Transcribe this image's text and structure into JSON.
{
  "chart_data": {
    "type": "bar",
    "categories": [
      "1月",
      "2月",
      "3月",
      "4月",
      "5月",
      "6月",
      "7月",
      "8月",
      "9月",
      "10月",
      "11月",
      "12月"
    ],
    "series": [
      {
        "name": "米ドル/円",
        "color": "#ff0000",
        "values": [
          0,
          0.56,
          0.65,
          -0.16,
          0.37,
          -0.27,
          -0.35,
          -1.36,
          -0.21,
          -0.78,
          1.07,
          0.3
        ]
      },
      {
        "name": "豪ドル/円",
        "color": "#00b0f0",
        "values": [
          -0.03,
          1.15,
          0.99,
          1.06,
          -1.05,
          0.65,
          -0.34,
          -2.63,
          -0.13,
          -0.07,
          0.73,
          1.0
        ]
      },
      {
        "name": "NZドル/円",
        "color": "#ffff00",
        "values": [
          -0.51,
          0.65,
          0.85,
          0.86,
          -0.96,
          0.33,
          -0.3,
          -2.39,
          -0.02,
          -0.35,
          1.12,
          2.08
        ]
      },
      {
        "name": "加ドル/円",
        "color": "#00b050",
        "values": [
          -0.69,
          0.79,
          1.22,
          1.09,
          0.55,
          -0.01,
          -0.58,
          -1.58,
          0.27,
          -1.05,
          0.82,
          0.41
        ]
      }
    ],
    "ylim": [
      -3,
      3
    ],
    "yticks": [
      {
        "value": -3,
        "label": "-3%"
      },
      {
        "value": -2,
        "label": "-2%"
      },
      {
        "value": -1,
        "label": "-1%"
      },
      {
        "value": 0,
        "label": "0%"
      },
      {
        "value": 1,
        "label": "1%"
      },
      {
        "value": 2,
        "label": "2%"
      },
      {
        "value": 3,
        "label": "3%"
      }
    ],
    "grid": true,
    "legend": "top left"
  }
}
* * * * * * * * *
→ GIVEN INSTRUCTION
Your task is to pick out every line with the string "name" and copy it.

→ FINISHED ANSWER
        "name": "米ドル/円",
        "name": "豪ドル/円",
        "name": "NZドル/円",
        "name": "加ドル/円",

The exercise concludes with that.